▸ Estratto
--*--

Oltre la giostra dei valori
–
DANTE GUIDA DELLE NAZIONI
La politica della nostra epoca è inondata dagli effetti a cascata del “discorso sui valori” del diciannovesimo secolo; spinta a trasformarsi in una giostra che distrae il suo pubblico di massa dal cataclisma politico verso cui stiamo accelerando collettivamente. Un esempio lampante di discorso sui valori è offerto da recenti dispute tra il vice-presidente Americano, J.D. Vance, e i dirigenti tecnocrati dell’UE: due campi facenti appello a rispettivi insiemi di valori o interessi solo apparentemente incompatibili tra di loro. Un campo fa appello, non molto diversamente dal russo Aleksandr Dugin, a valori tradizionali e nazionali, tra cui un Dio biblico; l’altro si richiama ad una visione comprensivamente secolare o tecnica della politica, abitualmente denominata “democrazia” (negli Stati Uniti, i termini di paragone tendono ad essere repubblicano e democratico, o conservatore e progressista).
È utile sapere qualcosa di Hegel per vedere attraverso l’apparente contrasto tra coloro che parlano di ritorno a vetusta grandezza e coloro che cercano una grandezza nuova senza precedenti nella trasformazione di tutto ciò che fu; tenendo presente che l’ottimismo “apollineo” di Hegel rischia di distrarre o accecare coloro che lo intendono troppo alla lettera.
Nel richiamarci a portare avanti e a termine l’operar della morte, il germanico espone un tratto essenziale del progresso moderno: l’ascesa della nostra Società Aperta, Universale, o Globale (Great, fu l’appellativo prediletto dal pragmatista John Dewey) comporterà la gestione e persino la dominazione della morte. Chiaramente, non la scomparsa della morte, ossia del passato in quanto tale, ma la sua amministrazione: il trattamento della morte come problema meramente tecnico. La morte come res extensa, materia quantificabile. Solo trattando la morte o la natura come una macchina (soggetta ad una logica simbolicamente eterna) potremmo creare (“alchemicamente”) un mondo completamente spirituale o libero che incarni la pienezza ontologica della natura. Tale il proposito hegeliano: recuperare il passato quale ricettacolo di ogni esperienza, o quale orizzonte di ogni “valore,” su un piano puramente spirituale—e questo grazie ad un’implacabile logica liberatrice.

--*--

▸ Voci del dataset

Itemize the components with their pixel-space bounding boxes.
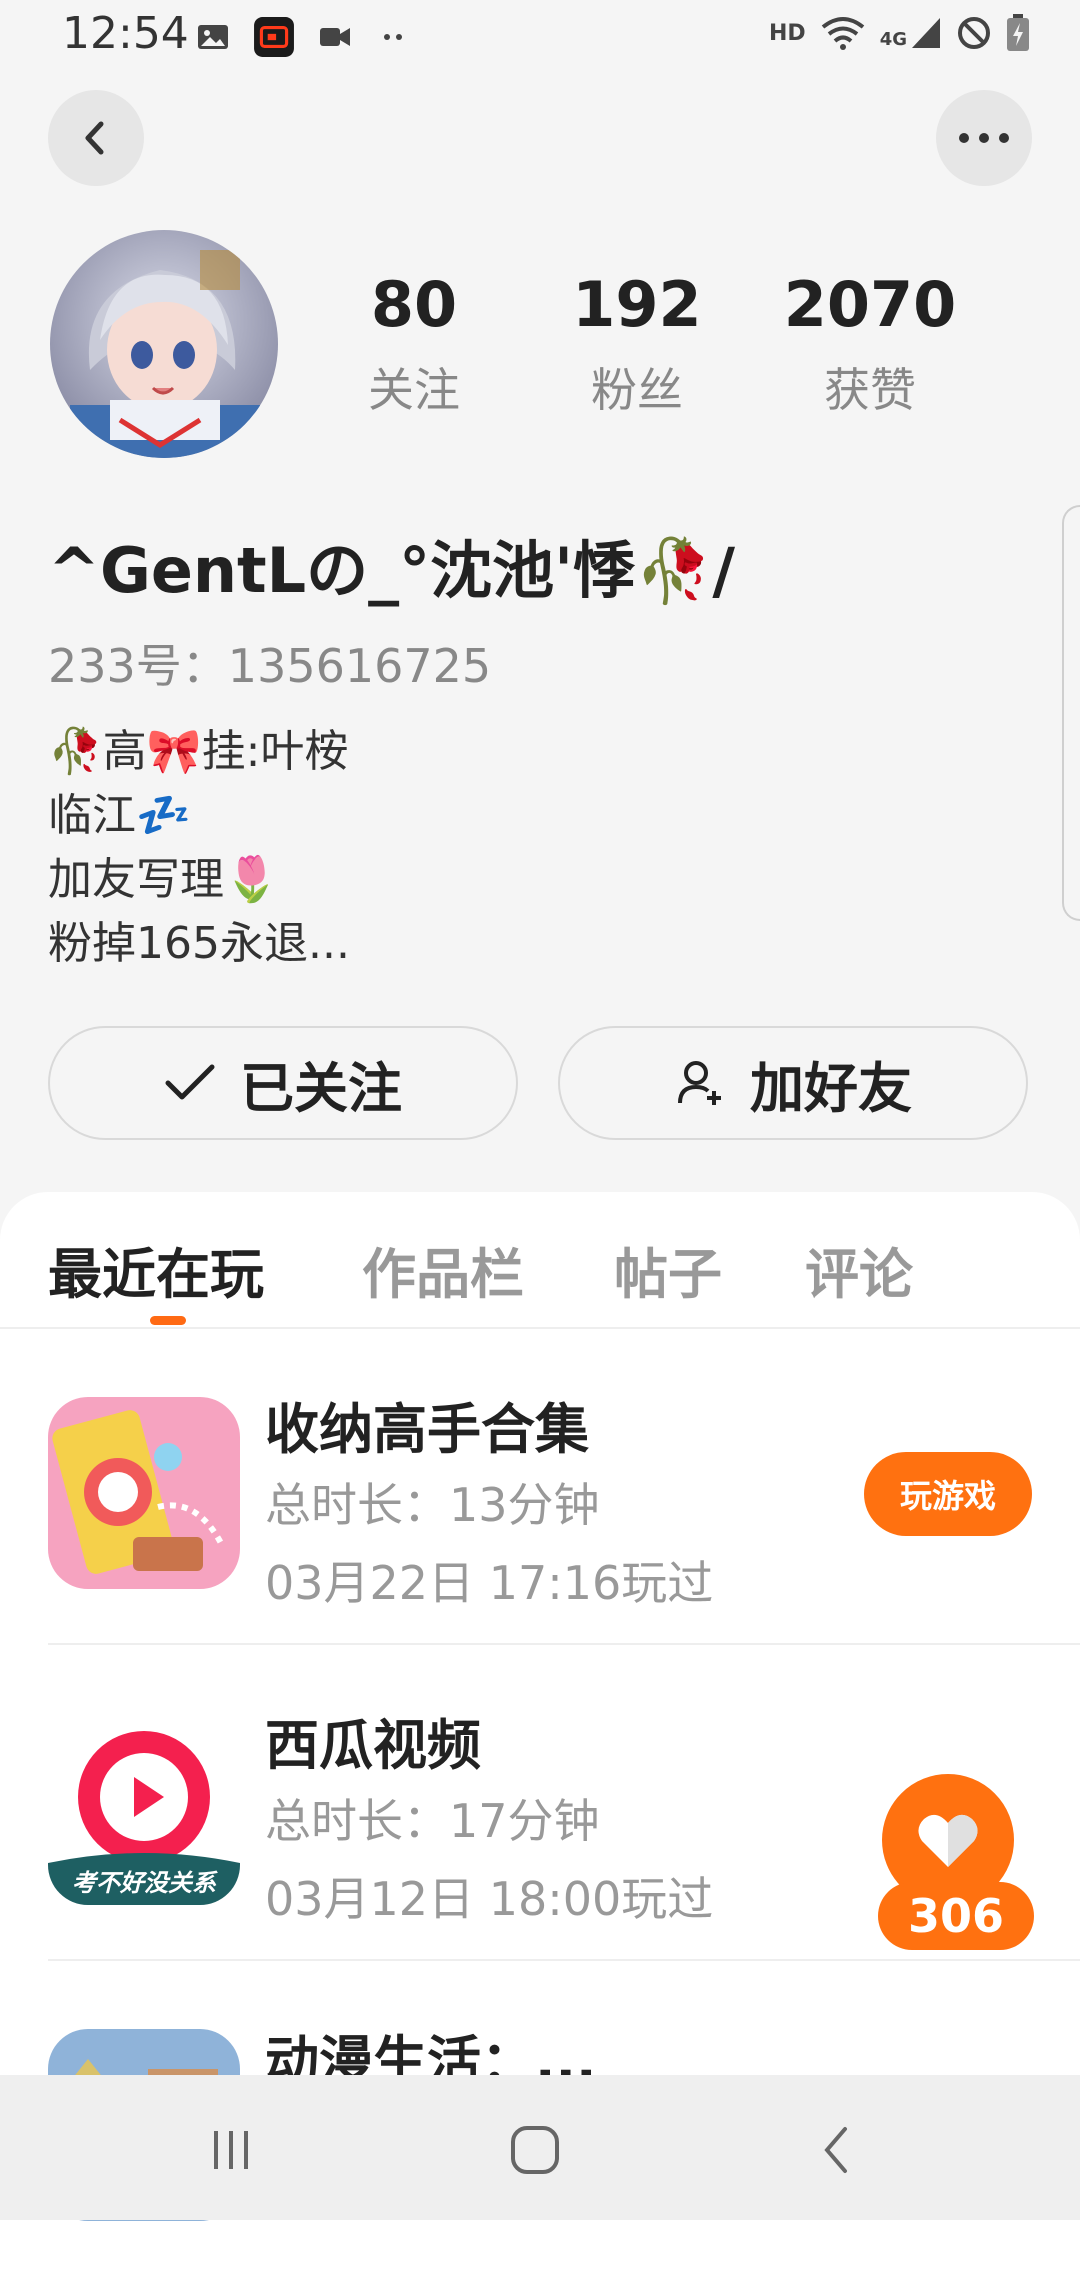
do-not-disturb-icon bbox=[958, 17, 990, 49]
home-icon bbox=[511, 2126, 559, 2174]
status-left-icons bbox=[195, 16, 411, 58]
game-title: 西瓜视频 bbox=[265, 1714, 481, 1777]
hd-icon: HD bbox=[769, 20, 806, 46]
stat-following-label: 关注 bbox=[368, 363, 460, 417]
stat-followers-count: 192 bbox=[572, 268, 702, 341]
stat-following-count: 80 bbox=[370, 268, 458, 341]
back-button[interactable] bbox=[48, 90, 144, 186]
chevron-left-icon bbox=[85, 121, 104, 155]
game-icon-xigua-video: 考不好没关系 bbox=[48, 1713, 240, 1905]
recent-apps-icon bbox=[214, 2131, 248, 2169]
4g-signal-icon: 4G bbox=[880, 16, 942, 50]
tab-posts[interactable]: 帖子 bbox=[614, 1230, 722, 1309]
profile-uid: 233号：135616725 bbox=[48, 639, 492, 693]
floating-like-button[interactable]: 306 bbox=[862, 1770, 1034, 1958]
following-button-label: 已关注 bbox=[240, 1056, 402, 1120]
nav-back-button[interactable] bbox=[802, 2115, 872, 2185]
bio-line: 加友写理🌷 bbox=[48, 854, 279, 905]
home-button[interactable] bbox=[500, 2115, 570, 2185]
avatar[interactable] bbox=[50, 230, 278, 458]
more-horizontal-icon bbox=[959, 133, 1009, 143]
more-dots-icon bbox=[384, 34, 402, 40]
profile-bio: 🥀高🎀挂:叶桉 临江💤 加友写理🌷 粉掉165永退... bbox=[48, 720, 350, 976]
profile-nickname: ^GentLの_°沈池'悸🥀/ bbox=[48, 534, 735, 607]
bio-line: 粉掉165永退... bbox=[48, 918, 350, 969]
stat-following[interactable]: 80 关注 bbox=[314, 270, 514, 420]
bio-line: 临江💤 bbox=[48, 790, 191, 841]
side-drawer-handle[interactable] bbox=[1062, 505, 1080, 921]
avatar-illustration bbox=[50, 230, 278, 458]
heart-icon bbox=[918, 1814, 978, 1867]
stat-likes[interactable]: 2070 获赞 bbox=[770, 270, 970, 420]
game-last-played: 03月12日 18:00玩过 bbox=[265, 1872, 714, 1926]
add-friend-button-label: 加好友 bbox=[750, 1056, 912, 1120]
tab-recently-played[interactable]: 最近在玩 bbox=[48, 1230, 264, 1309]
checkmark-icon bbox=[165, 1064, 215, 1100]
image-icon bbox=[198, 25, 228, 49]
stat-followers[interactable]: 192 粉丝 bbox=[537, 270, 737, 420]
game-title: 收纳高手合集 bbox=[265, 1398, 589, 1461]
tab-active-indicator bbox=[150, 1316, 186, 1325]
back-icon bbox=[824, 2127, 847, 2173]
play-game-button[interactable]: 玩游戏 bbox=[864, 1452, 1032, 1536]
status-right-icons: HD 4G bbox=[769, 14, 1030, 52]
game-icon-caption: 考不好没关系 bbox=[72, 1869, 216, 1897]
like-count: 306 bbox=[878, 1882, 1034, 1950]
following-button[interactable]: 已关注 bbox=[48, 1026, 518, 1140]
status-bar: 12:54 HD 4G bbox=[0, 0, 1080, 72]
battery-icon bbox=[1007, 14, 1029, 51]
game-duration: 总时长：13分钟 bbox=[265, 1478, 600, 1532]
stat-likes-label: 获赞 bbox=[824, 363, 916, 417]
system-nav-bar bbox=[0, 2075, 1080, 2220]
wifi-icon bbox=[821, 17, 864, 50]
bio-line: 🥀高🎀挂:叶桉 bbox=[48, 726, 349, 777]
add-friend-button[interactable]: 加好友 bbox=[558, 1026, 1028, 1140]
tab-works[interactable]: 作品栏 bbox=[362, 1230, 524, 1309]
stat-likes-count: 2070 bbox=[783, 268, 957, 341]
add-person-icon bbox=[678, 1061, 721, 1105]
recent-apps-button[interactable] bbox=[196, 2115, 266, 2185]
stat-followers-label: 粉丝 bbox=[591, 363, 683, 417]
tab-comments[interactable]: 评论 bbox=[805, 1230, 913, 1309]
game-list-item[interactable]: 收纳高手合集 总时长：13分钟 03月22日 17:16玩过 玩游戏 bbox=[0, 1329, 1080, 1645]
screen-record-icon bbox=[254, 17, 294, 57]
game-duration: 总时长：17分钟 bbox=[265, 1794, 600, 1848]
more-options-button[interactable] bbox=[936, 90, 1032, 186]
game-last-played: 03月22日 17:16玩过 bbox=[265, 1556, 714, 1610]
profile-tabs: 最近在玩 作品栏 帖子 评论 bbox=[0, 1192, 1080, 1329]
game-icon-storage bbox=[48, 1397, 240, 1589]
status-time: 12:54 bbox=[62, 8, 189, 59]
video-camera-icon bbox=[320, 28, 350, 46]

--*--

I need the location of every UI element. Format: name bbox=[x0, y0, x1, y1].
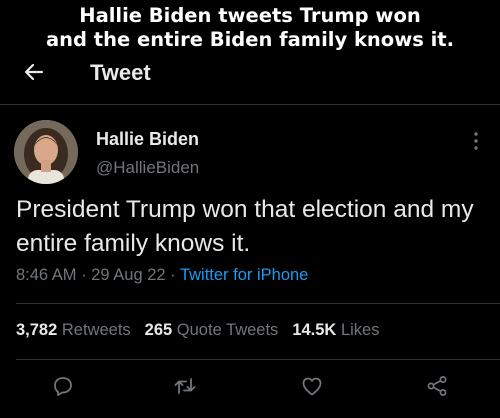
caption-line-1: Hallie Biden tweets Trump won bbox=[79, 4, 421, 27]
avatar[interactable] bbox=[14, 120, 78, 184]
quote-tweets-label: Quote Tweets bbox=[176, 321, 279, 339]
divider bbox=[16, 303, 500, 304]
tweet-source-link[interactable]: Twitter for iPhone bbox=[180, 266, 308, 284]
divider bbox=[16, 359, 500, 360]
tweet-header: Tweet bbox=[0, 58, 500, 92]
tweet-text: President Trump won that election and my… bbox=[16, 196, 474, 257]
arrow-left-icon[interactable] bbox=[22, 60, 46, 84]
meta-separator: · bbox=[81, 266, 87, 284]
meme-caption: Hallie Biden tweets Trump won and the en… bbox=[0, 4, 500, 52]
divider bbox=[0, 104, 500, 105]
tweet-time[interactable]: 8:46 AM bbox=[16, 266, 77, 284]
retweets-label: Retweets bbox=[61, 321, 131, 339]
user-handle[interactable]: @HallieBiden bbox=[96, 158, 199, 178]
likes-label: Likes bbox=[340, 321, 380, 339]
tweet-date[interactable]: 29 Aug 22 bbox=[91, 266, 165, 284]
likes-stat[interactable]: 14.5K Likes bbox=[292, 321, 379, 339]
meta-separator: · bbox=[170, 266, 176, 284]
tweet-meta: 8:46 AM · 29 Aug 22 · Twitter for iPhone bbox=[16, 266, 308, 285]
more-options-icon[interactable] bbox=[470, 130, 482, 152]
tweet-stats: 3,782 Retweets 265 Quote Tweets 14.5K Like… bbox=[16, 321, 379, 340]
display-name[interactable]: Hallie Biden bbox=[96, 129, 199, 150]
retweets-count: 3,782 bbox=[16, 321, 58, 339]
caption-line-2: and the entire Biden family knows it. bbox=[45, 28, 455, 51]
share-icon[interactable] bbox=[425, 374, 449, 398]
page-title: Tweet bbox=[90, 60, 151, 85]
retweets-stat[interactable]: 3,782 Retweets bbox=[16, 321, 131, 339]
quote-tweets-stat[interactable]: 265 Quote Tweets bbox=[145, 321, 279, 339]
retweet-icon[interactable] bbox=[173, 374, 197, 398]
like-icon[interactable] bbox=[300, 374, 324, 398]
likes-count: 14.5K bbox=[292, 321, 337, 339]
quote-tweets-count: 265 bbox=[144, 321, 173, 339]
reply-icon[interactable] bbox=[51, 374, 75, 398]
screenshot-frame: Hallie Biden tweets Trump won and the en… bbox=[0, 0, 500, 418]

--*--

▸ Consegna
Secondo l'estratto, con chi ha avuto recenti dispute il vice-presidente americano J.D. Vance?

▸ Soluzione
Con i dirigenti tecnocrati dell'UE.